Within the records below, find each line that holds the string "Shape", then copy it.

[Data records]
%%
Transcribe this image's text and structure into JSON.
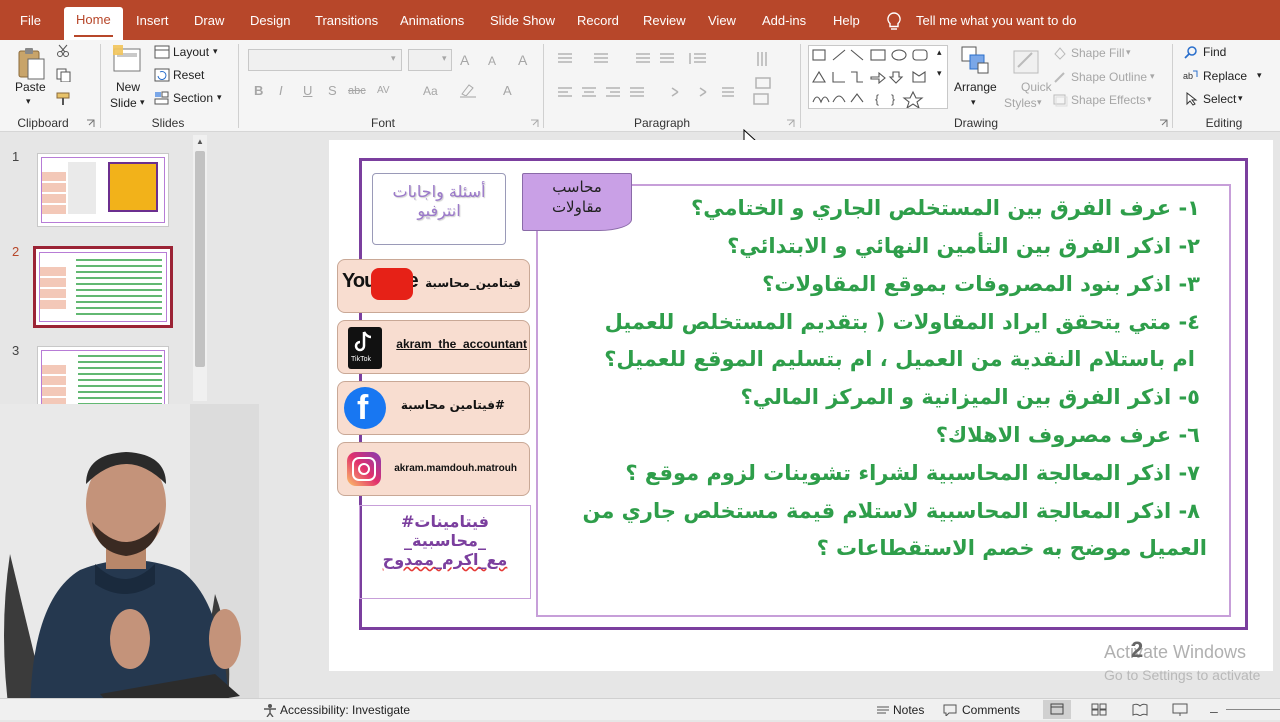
{
  "tabs": [
    {
      "label": "File"
    },
    {
      "label": "Home"
    },
    {
      "label": "Insert"
    },
    {
      "label": "Draw"
    },
    {
      "label": "Design"
    },
    {
      "label": "Transitions"
    },
    {
      "label": "Animations"
    },
    {
      "label": "Slide Show"
    },
    {
      "label": "Record"
    },
    {
      "label": "Review"
    },
    {
      "label": "View"
    },
    {
      "label": "Add-ins"
    },
    {
      "label": "Help"
    }
  ],
  "active_tab": "Home",
  "tell_me": "Tell me what you want to do",
  "ribbon": {
    "clipboard": {
      "paste": "Paste",
      "group": "Clipboard"
    },
    "slides": {
      "new_slide_1": "New",
      "new_slide_2": "Slide",
      "layout": "Layout",
      "reset": "Reset",
      "section": "Section",
      "group": "Slides"
    },
    "font": {
      "group": "Font",
      "bold": "B",
      "italic": "I",
      "underline": "U",
      "strike": "S",
      "abc": "abc",
      "av": "AV",
      "aa": "Aa",
      "a_color": "A"
    },
    "paragraph": {
      "group": "Paragraph"
    },
    "drawing": {
      "arrange": "Arrange",
      "quick_styles_1": "Quick",
      "quick_styles_2": "Styles",
      "shape_fill": "Shape Fill",
      "shape_outline": "Shape Outline",
      "shape_effects": "Shape Effects",
      "group": "Drawing"
    },
    "editing": {
      "find": "Find",
      "replace": "Replace",
      "select": "Select",
      "group": "Editing"
    }
  },
  "thumbnails": [
    {
      "num": "1"
    },
    {
      "num": "2"
    },
    {
      "num": "3"
    }
  ],
  "slide": {
    "tag_line1": "محاسب",
    "tag_line2": "مقاولات",
    "badge_line1": "أسئلة واجابات",
    "badge_line2": "انترفيو",
    "social": [
      {
        "platform": "YouTube",
        "handle": "فيتامين_محاسبة"
      },
      {
        "platform": "TikTok",
        "handle": "akram_the_accountant"
      },
      {
        "platform": "Facebook",
        "handle": "#فيتامين محاسبة"
      },
      {
        "platform": "Instagram",
        "handle": "akram.mamdouh.matrouh"
      }
    ],
    "hashtag_line1": "#فيتامينات",
    "hashtag_line2": "_محاسبية_",
    "hashtag_line3": "مع_اكرم_ممدوح",
    "questions": [
      "١- عرف الفرق بين المستخلص الجاري و الختامي؟",
      "٢- اذكر الفرق بين التأمين النهائي و الابتدائي؟",
      "٣- اذكر بنود المصروفات بموقع المقاولات؟",
      "٤- متي يتحقق ايراد المقاولات ( بتقديم المستخلص للعميل",
      "ام باستلام النقدية من العميل ، ام بتسليم الموقع للعميل؟",
      "٥- اذكر الفرق بين الميزانية و المركز المالي؟",
      "٦- عرف مصروف الاهلاك؟",
      "٧- اذكر المعالجة المحاسبية لشراء تشوينات لزوم موقع ؟",
      "٨- اذكر المعالجة المحاسبية لاستلام قيمة مستخلص جاري من",
      "العميل موضح به خصم الاستقطاعات ؟"
    ]
  },
  "watermark": {
    "line1": "Activate Windows",
    "line2": "Go to Settings to activate",
    "overlay_digit": "2"
  },
  "status": {
    "accessibility": "Accessibility: Investigate",
    "notes": "Notes",
    "comments": "Comments"
  },
  "colors": {
    "accent": "#b7472a",
    "slide_frame": "#7b3f9e",
    "question_text": "#2e9e4a",
    "badge_purple": "#c9a0e6"
  }
}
%%
The response:
      "shape_fill": "Shape Fill",
      "shape_outline": "Shape Outline",
      "shape_effects": "Shape Effects",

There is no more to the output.